Alıntı
======
Eğitim Sen Genel Örgütlenme Sekreteri İzzet İldeş, deprem bölgesinde eğitimde yaşanan sorunların çözüm beklediğini söyledi.
İskenderun/SES
Deprem bölgesinde okul, eğitim araçları ve öğretmen açığı olduğunu, bölgedeki öğrencilerin diğer kentlerle aynı olmadığını anlatan İldeş, depremzedelere yönelik üniversite ve lise sınavlarında 'deprem bölgesi' kontenjanının sürmesi ve buna dezavantajlı grupların da eklenmesi gerektiğini ifade etti.
Eğitim Sen İskenderun Şubesinde, şube başkanı Mustafa Ünsal ve yönetim kurulu üyeleriyle birlikte dün düzenlediği basın toplantısında konuşan sendikanın genel örgütlenme sekreteri İzzet İldeş, "2024-2025 eğitim-öğretim yılı, Türkiye'de eğitim sisteminin karşı karşıya kaldığı derin sorunların gölgesinde başlamaktadır. Ekonomik krizin ağırlaşarak sürmesi nedeniyle eğitim masraflarının artması, ÇEDES ve benzeri projeler üzerinden eğitimi dinselleştirilmesi çabaları, laikliğe ve bilime aykırı müfredat değişiklikleri, öğrencileri Mesleki Eğitim Merkezleri’ne (MESEM) yönlendirme girişimleri, Öğretmenlik Mesleği Kanunu (ÖMK) tartışmaları, çok sayıda bölgede taşımalı eğitime son verilmesi gibi konular bu eğitim yılının temel tartışma başlıkları arasında yer almaktadır" dedi. Okulların fiziki altyapı ve donanım eksikliklerinin giderilmemesi, kalabalık sınıflar, ikili öğretim, taşımalı eğitim, çocuk ve gençlerin dini cemaat ve vakıfların kreş ve yurtlarına yönlendirilmesi, çocuklara yönelik taciz ve istismar vakalarının geçen eğitim öğretim yılında da devam etmesini eğitimdeki sorunlar olarak sıralayan İldeş, "Öğretmen açıkları sorun olmayı sürdürmekte, mülakata ve arşiv araştırmasına dayalı sözleşmeli öğretmenlik ve ücretli öğretmenlik uygulaması eğitim emekçileri arasındaki eşitsizliği ve adaletsizliği derinleştirmektedir" diye konuştu. İldeş, "Eğitimde en de cinsiyet eşitsizliği, eğitimde en yaygın biçimde karşılaşılan adaletsizliklerden biridir. Kız çocukları, özellikle kırsal ve muhafazakâr bölgelerde eğitimden mahrum bırakılmakta veya erken yaşta evlilik gibi nedenlerle eğitimlerini yarıda bırakmak zorunda kalmaktadır. Dezavantajlı gruplar arasında kız çocukları, mülteci çocuklar ve engelli çocuklar yer almaktadır. Bu çocuklarda eğitim hakkından büyük oranda mahrum kalmaktadır. Eğitim, herkese eşit koşullarda sunulması gereken temel bir insan hakkı, aynı zamanda devredilemez ve vazgeçilemez kamusal bir haktır" değerlendirmesini yaptı.
======
Veri bölümü
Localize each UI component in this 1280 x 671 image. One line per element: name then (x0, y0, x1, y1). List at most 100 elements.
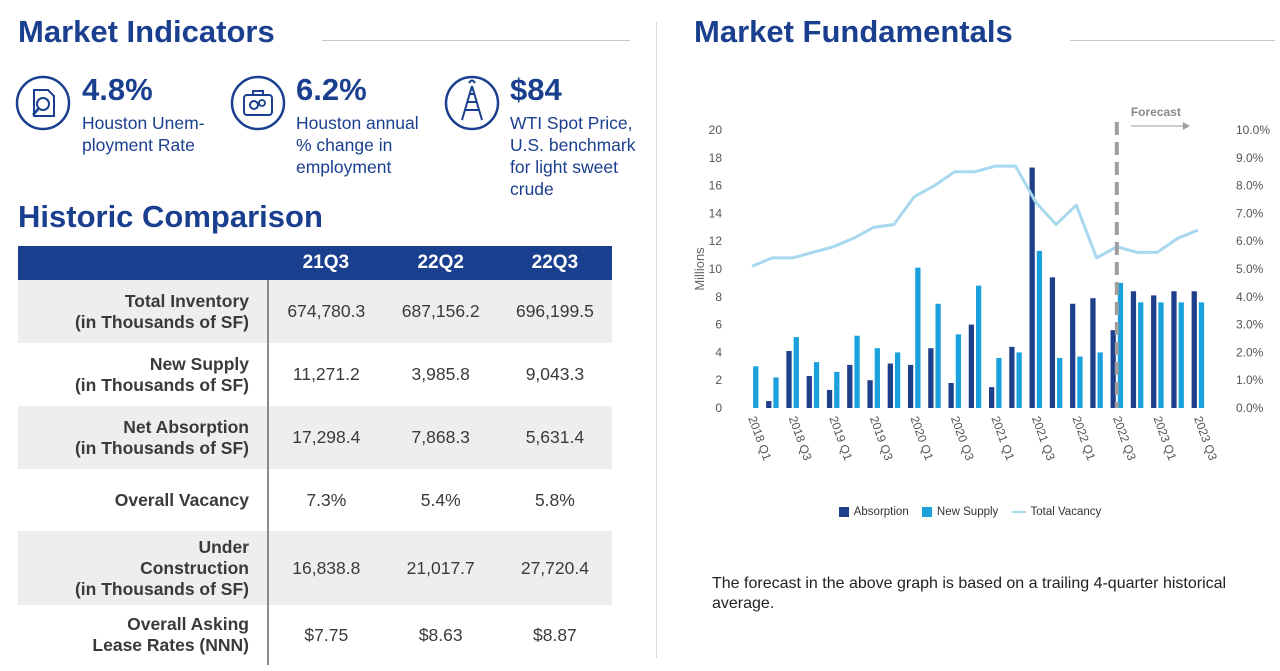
======
Yapılacak iş
Lütfen deprem bölgesindeki eğitim sorunlarıyla ilgili haberden "Eğitim Sen Genel" sözcükleriyle açılıp "gerektiğini ifade etti." sözcükleriyle kapanan bölümü aynen çıkarın.

Alıştırma sonucu
Eğitim Sen Genel Örgütlenme Sekreteri İzzet İldeş, deprem bölgesinde eğitimde yaşanan sorunların çözüm beklediğini söyledi.
İskenderun/SES
Deprem bölgesinde okul, eğitim araçları ve öğretmen açığı olduğunu, bölgedeki öğrencilerin diğer kentlerle aynı olmadığını anlatan İldeş, depremzedelere yönelik üniversite ve lise sınavlarında 'deprem bölgesi' kontenjanının sürmesi ve buna dezavantajlı grupların da eklenmesi gerektiğini ifade etti.